• [STATED GOAL]
In your copy, repeat the records exactly and leave out the pictures.

Dataset items
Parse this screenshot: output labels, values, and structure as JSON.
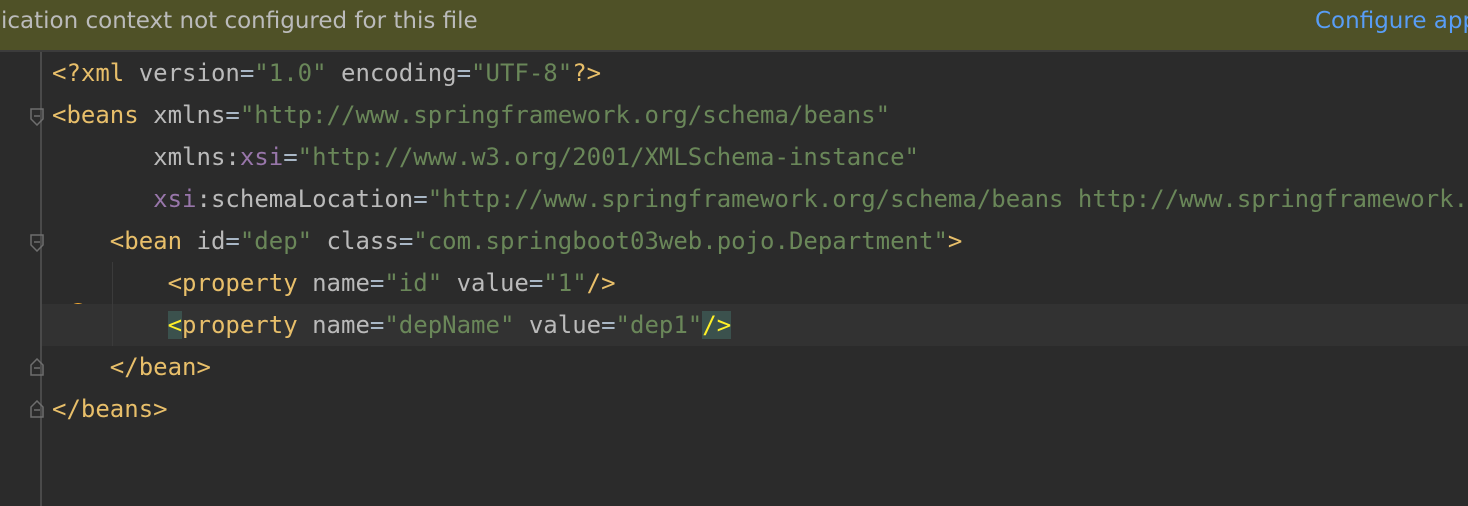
{
  "banner": {
    "message": "plication context not configured for this file",
    "action": "Configure app"
  },
  "colors": {
    "banner_bg": "#4f5127",
    "editor_bg": "#2b2b2b",
    "tag": "#e8bf6a",
    "attribute": "#bababa",
    "namespace": "#9876aa",
    "value": "#6a8759",
    "link": "#589df6",
    "brace_highlight": "#ffef28"
  },
  "code": {
    "l1": {
      "decl_open": "<?xml",
      "a1": " version",
      "eq1": "=",
      "v1": "\"1.0\"",
      "a2": " encoding",
      "eq2": "=",
      "v2": "\"UTF-8\"",
      "decl_close": "?>"
    },
    "l2": {
      "open": "<beans",
      "a1": " xmlns",
      "eq": "=",
      "v1": "\"http://www.springframework.org/schema/beans\""
    },
    "l3": {
      "indent": "       ",
      "a1": "xmlns:",
      "ns": "xsi",
      "eq": "=",
      "v1": "\"http://www.w3.org/2001/XMLSchema-instance\""
    },
    "l4": {
      "indent": "       ",
      "ns": "xsi",
      "a1": ":schemaLocation",
      "eq": "=",
      "v1": "\"http://www.springframework.org/schema/beans http://www.springframework.org/schema/beans/spring-beans.xsd\""
    },
    "l5": {
      "indent": "    ",
      "open": "<bean",
      "a1": " id",
      "eq1": "=",
      "v1": "\"dep\"",
      "a2": " class",
      "eq2": "=",
      "v2": "\"com.springboot03web.pojo.Department\"",
      "close": ">"
    },
    "l6": {
      "indent": "        ",
      "open": "<property",
      "a1": " name",
      "eq1": "=",
      "v1": "\"id\"",
      "a2": " value",
      "eq2": "=",
      "v2": "\"1\"",
      "close": "/>"
    },
    "l7": {
      "indent": "        ",
      "lt": "<",
      "name": "property",
      "a1": " name",
      "eq1": "=",
      "v1": "\"depName\"",
      "a2": " value",
      "eq2": "=",
      "v2": "\"dep1\"",
      "close": "/>"
    },
    "l8": {
      "indent": "    ",
      "close": "</bean>"
    },
    "l9": {
      "close": "</beans>"
    }
  },
  "gutter": {
    "intention_icon": "lightbulb-icon",
    "fold_icons": "fold-marker-icon"
  }
}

• [TASK SOLUTION]
Parse this screenshot: output labels, values, and structure as JSON.
{
  "banner": {
    "message": "plication context not configured for this file",
    "action": "Configure app"
  },
  "colors": {
    "banner_bg": "#4f5127",
    "editor_bg": "#2b2b2b",
    "tag": "#e8bf6a",
    "attribute": "#bababa",
    "namespace": "#9876aa",
    "value": "#6a8759",
    "link": "#589df6",
    "brace_highlight": "#ffef28"
  },
  "code": {
    "l1": {
      "decl_open": "<?xml",
      "a1": " version",
      "eq1": "=",
      "v1": "\"1.0\"",
      "a2": " encoding",
      "eq2": "=",
      "v2": "\"UTF-8\"",
      "decl_close": "?>"
    },
    "l2": {
      "open": "<beans",
      "a1": " xmlns",
      "eq": "=",
      "v1": "\"http://www.springframework.org/schema/beans\""
    },
    "l3": {
      "indent": "       ",
      "a1": "xmlns:",
      "ns": "xsi",
      "eq": "=",
      "v1": "\"http://www.w3.org/2001/XMLSchema-instance\""
    },
    "l4": {
      "indent": "       ",
      "ns": "xsi",
      "a1": ":schemaLocation",
      "eq": "=",
      "v1": "\"http://www.springframework.org/schema/beans http://www.springframework.org/schema/beans/spring-beans.xsd\""
    },
    "l5": {
      "indent": "    ",
      "open": "<bean",
      "a1": " id",
      "eq1": "=",
      "v1": "\"dep\"",
      "a2": " class",
      "eq2": "=",
      "v2": "\"com.springboot03web.pojo.Department\"",
      "close": ">"
    },
    "l6": {
      "indent": "        ",
      "open": "<property",
      "a1": " name",
      "eq1": "=",
      "v1": "\"id\"",
      "a2": " value",
      "eq2": "=",
      "v2": "\"1\"",
      "close": "/>"
    },
    "l7": {
      "indent": "        ",
      "lt": "<",
      "name": "property",
      "a1": " name",
      "eq1": "=",
      "v1": "\"depName\"",
      "a2": " value",
      "eq2": "=",
      "v2": "\"dep1\"",
      "close": "/>"
    },
    "l8": {
      "indent": "    ",
      "close": "</bean>"
    },
    "l9": {
      "close": "</beans>"
    }
  },
  "gutter": {
    "intention_icon": "lightbulb-icon",
    "fold_icons": "fold-marker-icon"
  }
}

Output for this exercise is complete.